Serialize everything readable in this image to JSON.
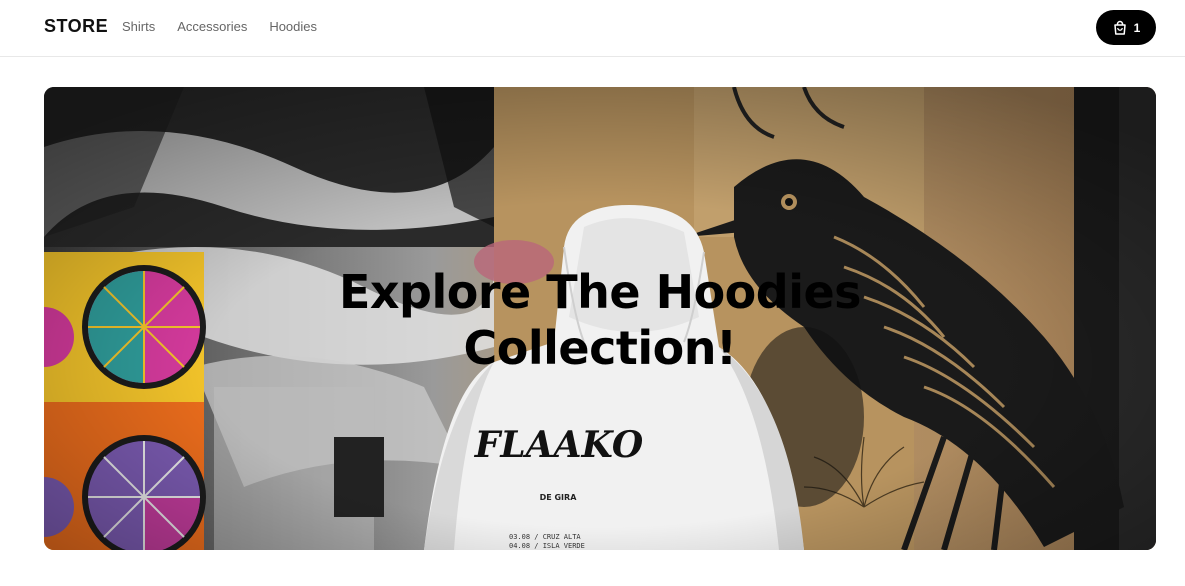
{
  "navbar": {
    "brand": "STORE",
    "links": [
      "Shirts",
      "Accessories",
      "Hoodies"
    ],
    "cart": {
      "icon": "shopping-bag-icon",
      "count": "1"
    }
  },
  "hero": {
    "title_line1": "Explore The Hoodies",
    "title_line2": "Collection!",
    "hoodie_print": {
      "logo": "FLAAKO",
      "subtitle": "DE GIRA",
      "dates": [
        "03.08 / CRUZ ALTA",
        "04.08 / ISLA VERDE"
      ]
    }
  },
  "colors": {
    "cart_bg": "#000000",
    "nav_text": "#666666",
    "brand_text": "#111111"
  }
}
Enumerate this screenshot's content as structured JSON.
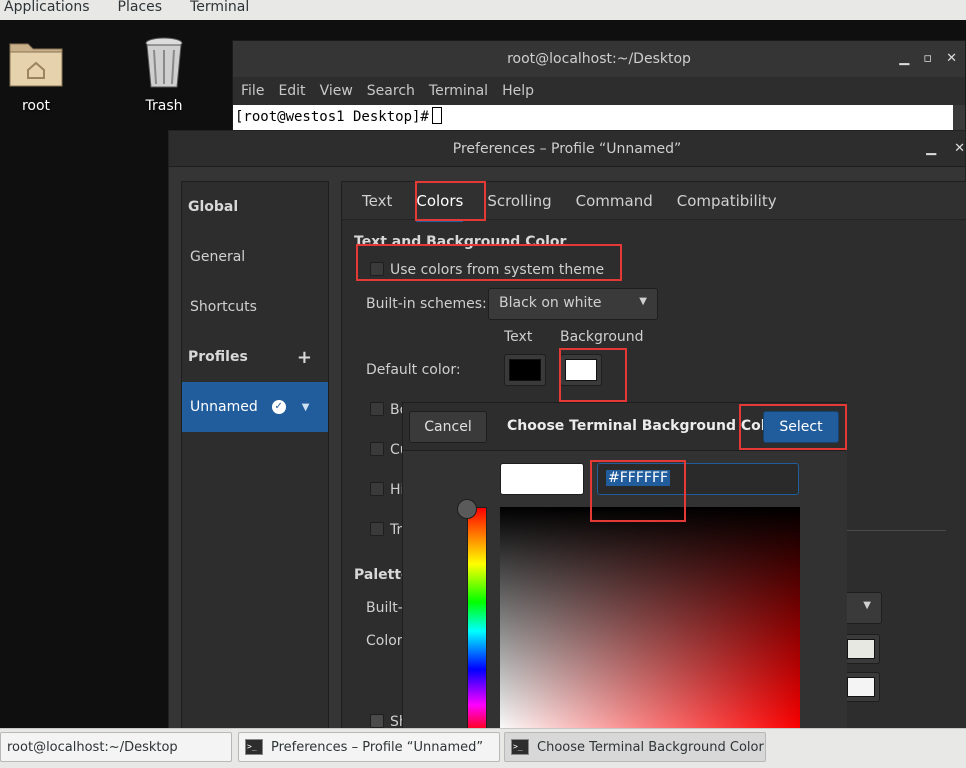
{
  "top_panel": {
    "menus": [
      "Applications",
      "Places",
      "Terminal"
    ]
  },
  "desktop": {
    "icons": [
      {
        "label": "root",
        "icon": "home-folder-icon"
      },
      {
        "label": "Trash",
        "icon": "trash-icon"
      }
    ]
  },
  "terminal": {
    "title": "root@localhost:~/Desktop",
    "menu": [
      "File",
      "Edit",
      "View",
      "Search",
      "Terminal",
      "Help"
    ],
    "prompt": "[root@westos1 Desktop]#"
  },
  "prefs": {
    "title": "Preferences – Profile “Unnamed”",
    "sidebar": {
      "global": "Global",
      "general": "General",
      "shortcuts": "Shortcuts",
      "profiles": "Profiles",
      "profile_item": "Unnamed"
    },
    "tabs": [
      "Text",
      "Colors",
      "Scrolling",
      "Command",
      "Compatibility"
    ],
    "active_tab": "Colors",
    "section_title": "Text and Background Color",
    "use_system_theme": "Use colors from system theme",
    "builtin_label": "Built-in schemes:",
    "builtin_value": "Black on white",
    "col_text": "Text",
    "col_background": "Background",
    "default_color_label": "Default color:",
    "text_color": "#000000",
    "bg_color": "#ffffff",
    "partial": {
      "bo": "Bo",
      "cu": "Cu",
      "hi": "Hi",
      "tr": "Tr",
      "palette": "Palette",
      "builtin2": "Built-i",
      "color": "Color",
      "sh": "Sh"
    }
  },
  "chooser": {
    "title": "Choose Terminal Background Color",
    "cancel": "Cancel",
    "select": "Select",
    "hex": "#FFFFFF"
  },
  "taskbar": {
    "items": [
      "root@localhost:~/Desktop",
      "Preferences – Profile “Unnamed”",
      "Choose Terminal Background Color"
    ]
  },
  "colors": {
    "accent": "#215d9c",
    "annotation": "#e53935"
  }
}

********

• **DIRECTIONS**: Transcribe the preceding listing in its entirety and with exact wording, leaving out pictures.

• **COMPLETED TASK**:
Serialize everything readable in this image to JSON.
{
  "navbar": {
    "brand": "STORE",
    "links": [
      "Shirts",
      "Accessories",
      "Hoodies"
    ],
    "cart": {
      "icon": "shopping-bag-icon",
      "count": "1"
    }
  },
  "hero": {
    "title_line1": "Explore The Hoodies",
    "title_line2": "Collection!",
    "hoodie_print": {
      "logo": "FLAAKO",
      "subtitle": "DE GIRA",
      "dates": [
        "03.08 / CRUZ ALTA",
        "04.08 / ISLA VERDE"
      ]
    }
  },
  "colors": {
    "cart_bg": "#000000",
    "nav_text": "#666666",
    "brand_text": "#111111"
  }
}
Enumerate this screenshot's content as structured JSON.
{
  "top_panel": {
    "menus": [
      "Applications",
      "Places",
      "Terminal"
    ]
  },
  "desktop": {
    "icons": [
      {
        "label": "root",
        "icon": "home-folder-icon"
      },
      {
        "label": "Trash",
        "icon": "trash-icon"
      }
    ]
  },
  "terminal": {
    "title": "root@localhost:~/Desktop",
    "menu": [
      "File",
      "Edit",
      "View",
      "Search",
      "Terminal",
      "Help"
    ],
    "prompt": "[root@westos1 Desktop]#"
  },
  "prefs": {
    "title": "Preferences – Profile “Unnamed”",
    "sidebar": {
      "global": "Global",
      "general": "General",
      "shortcuts": "Shortcuts",
      "profiles": "Profiles",
      "profile_item": "Unnamed"
    },
    "tabs": [
      "Text",
      "Colors",
      "Scrolling",
      "Command",
      "Compatibility"
    ],
    "active_tab": "Colors",
    "section_title": "Text and Background Color",
    "use_system_theme": "Use colors from system theme",
    "builtin_label": "Built-in schemes:",
    "builtin_value": "Black on white",
    "col_text": "Text",
    "col_background": "Background",
    "default_color_label": "Default color:",
    "text_color": "#000000",
    "bg_color": "#ffffff",
    "partial": {
      "bo": "Bo",
      "cu": "Cu",
      "hi": "Hi",
      "tr": "Tr",
      "palette": "Palette",
      "builtin2": "Built-i",
      "color": "Color",
      "sh": "Sh"
    }
  },
  "chooser": {
    "title": "Choose Terminal Background Color",
    "cancel": "Cancel",
    "select": "Select",
    "hex": "#FFFFFF"
  },
  "taskbar": {
    "items": [
      "root@localhost:~/Desktop",
      "Preferences – Profile “Unnamed”",
      "Choose Terminal Background Color"
    ]
  },
  "colors": {
    "accent": "#215d9c",
    "annotation": "#e53935"
  }
}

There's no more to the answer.